Take the line that contains "Give me a plain-text" and every line after it in the material below, and quote them exactly.
================================
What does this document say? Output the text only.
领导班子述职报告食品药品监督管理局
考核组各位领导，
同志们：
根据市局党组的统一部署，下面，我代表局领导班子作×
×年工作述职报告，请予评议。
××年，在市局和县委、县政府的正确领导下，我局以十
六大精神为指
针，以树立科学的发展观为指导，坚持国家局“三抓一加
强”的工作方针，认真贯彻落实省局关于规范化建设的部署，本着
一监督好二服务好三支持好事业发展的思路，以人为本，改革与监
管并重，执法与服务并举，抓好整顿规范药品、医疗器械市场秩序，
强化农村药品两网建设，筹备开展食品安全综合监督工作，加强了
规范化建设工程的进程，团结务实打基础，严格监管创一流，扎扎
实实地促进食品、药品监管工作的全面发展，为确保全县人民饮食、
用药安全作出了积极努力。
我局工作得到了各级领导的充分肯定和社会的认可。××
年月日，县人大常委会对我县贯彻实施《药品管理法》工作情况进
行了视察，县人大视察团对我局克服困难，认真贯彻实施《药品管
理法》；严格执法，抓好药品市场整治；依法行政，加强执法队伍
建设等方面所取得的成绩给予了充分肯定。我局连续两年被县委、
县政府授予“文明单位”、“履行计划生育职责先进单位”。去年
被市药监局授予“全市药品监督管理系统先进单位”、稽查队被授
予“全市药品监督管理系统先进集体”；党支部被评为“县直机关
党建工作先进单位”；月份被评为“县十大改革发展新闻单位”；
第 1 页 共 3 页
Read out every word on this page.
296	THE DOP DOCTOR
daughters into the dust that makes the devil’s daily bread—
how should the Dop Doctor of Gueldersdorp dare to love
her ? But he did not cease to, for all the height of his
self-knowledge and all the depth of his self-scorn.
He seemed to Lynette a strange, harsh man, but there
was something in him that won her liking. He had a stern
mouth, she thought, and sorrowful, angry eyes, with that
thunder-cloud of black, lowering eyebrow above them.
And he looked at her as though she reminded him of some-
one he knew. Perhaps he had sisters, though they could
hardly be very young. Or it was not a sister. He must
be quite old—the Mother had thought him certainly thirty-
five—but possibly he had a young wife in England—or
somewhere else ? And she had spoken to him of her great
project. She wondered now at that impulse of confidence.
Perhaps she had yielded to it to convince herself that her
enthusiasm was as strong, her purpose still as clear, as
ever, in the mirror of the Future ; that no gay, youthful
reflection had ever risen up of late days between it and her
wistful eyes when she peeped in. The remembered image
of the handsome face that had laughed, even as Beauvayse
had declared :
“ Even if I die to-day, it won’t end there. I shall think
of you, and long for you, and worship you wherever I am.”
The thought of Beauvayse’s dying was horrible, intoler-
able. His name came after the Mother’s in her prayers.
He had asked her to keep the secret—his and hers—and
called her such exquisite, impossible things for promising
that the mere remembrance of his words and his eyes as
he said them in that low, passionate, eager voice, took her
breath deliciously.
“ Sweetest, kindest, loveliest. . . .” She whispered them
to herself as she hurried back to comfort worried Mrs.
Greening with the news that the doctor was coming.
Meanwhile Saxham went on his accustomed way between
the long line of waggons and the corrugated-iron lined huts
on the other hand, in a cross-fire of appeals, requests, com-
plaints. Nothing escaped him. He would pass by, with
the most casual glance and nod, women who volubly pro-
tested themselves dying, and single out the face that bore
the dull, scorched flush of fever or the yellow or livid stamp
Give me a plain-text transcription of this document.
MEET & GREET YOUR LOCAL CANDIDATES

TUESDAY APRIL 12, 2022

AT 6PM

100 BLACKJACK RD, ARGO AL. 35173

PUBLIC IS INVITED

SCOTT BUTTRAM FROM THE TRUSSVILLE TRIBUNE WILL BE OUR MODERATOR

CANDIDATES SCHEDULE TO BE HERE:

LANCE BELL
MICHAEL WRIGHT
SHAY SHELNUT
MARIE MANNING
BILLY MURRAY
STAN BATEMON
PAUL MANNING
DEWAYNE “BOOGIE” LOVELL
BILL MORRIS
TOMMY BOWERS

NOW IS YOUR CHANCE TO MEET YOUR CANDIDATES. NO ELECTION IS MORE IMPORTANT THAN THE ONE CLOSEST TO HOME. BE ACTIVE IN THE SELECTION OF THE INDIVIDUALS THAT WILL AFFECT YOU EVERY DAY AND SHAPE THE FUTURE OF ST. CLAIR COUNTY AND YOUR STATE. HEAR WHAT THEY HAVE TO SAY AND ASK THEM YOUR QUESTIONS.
================================
▶ [ANSWER]
Give me a plain-text transcription of this document.
MEET & GREET YOUR LOCAL CANDIDATES

TUESDAY APRIL 12, 2022

AT 6PM

100 BLACKJACK RD, ARGO AL. 35173

PUBLIC IS INVITED

SCOTT BUTTRAM FROM THE TRUSSVILLE TRIBUNE WILL BE OUR MODERATOR

CANDIDATES SCHEDULE TO BE HERE:

LANCE BELL
MICHAEL WRIGHT
SHAY SHELNUT
MARIE MANNING
BILLY MURRAY
STAN BATEMON
PAUL MANNING
DEWAYNE “BOOGIE” LOVELL
BILL MORRIS
TOMMY BOWERS

NOW IS YOUR CHANCE TO MEET YOUR CANDIDATES. NO ELECTION IS MORE IMPORTANT THAN THE ONE CLOSEST TO HOME. BE ACTIVE IN THE SELECTION OF THE INDIVIDUALS THAT WILL AFFECT YOU EVERY DAY AND SHAPE THE FUTURE OF ST. CLAIR COUNTY AND YOUR STATE. HEAR WHAT THEY HAVE TO SAY AND ASK THEM YOUR QUESTIONS.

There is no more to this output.